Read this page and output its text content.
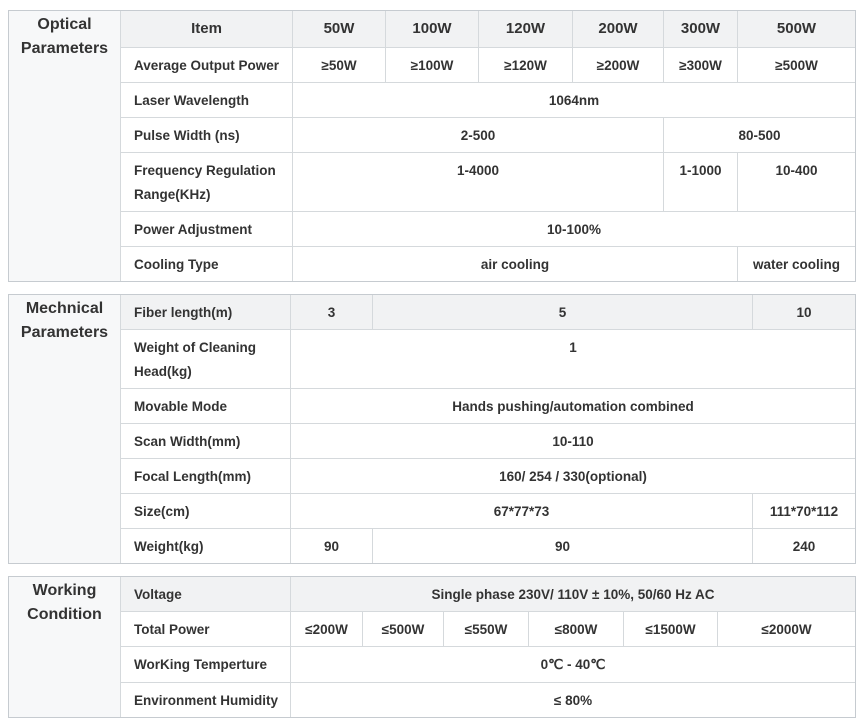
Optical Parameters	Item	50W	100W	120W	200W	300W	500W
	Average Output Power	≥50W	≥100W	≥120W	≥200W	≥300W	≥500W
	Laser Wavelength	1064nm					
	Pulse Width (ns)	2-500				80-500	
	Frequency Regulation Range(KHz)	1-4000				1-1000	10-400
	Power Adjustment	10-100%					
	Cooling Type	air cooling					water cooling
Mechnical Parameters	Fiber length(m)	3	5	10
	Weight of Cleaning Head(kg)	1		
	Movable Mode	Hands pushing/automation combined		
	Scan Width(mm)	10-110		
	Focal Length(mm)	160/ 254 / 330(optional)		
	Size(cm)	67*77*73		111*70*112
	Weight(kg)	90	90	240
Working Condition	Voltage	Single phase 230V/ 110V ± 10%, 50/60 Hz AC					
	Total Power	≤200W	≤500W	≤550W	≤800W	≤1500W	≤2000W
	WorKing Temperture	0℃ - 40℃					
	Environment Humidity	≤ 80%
┄┄┄┄┄┄
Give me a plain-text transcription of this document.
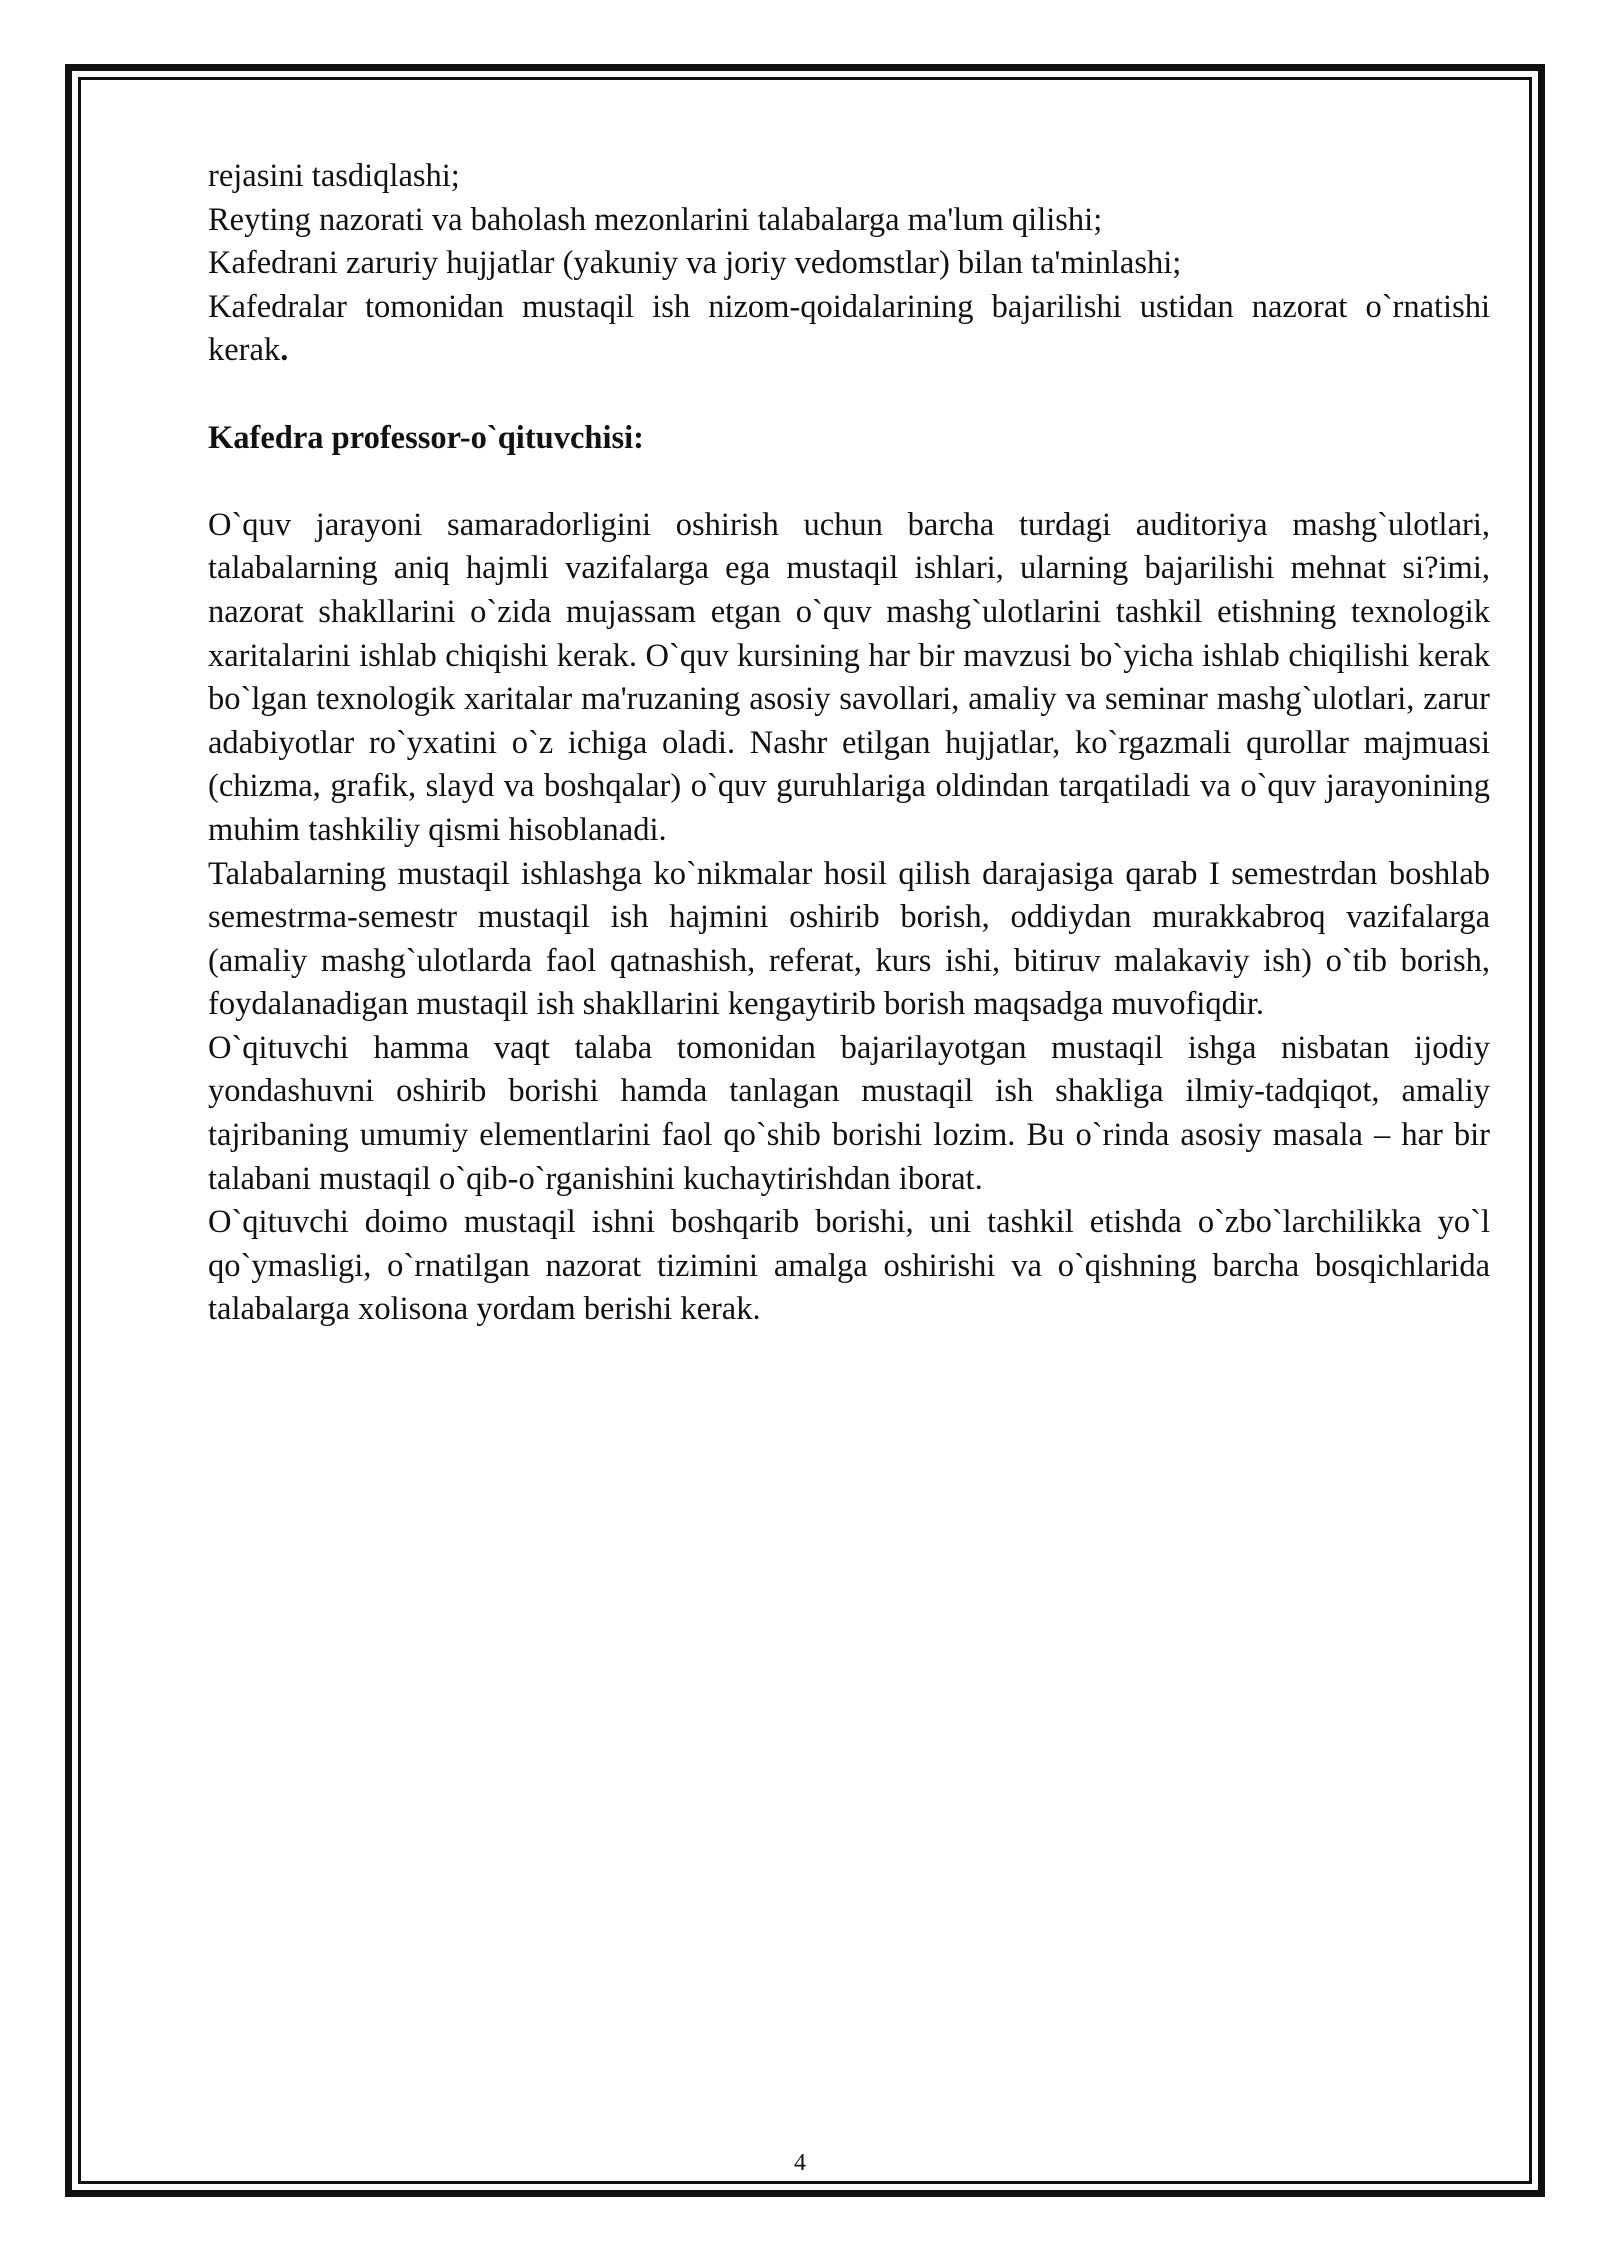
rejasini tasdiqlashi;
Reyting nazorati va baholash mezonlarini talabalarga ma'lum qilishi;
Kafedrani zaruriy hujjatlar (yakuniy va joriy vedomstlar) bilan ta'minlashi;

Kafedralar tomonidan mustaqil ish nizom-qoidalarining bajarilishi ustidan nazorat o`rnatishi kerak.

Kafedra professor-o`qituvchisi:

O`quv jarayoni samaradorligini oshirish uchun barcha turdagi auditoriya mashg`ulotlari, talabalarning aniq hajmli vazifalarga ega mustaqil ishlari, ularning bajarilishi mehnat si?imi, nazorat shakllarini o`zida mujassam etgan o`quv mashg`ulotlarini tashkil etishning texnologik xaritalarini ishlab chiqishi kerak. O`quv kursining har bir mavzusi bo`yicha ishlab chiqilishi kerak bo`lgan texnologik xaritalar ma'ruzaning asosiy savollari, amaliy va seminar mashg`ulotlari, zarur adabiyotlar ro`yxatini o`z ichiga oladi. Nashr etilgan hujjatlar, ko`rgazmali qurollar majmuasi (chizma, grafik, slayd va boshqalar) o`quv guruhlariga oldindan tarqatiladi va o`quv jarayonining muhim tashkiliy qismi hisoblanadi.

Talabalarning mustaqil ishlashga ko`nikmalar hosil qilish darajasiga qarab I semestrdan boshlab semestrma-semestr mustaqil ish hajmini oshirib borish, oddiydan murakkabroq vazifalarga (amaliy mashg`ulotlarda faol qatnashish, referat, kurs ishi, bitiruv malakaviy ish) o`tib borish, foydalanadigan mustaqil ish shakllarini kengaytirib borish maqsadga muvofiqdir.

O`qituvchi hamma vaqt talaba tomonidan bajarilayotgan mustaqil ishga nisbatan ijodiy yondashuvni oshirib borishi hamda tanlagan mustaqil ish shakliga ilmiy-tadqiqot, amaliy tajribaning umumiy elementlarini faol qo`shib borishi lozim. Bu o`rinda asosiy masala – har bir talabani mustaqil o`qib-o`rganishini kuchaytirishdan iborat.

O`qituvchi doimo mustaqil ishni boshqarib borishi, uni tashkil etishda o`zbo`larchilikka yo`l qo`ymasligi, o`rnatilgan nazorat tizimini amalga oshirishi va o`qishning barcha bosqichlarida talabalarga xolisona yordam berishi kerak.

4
┄┄┄┄┄┄
YOUR OBJECTIVE
Show every line of the listing in which the string "text" can be found.

COMPLETE RESPONSE
Read this page and output its text content.
Give me a plain-text transcription of this document.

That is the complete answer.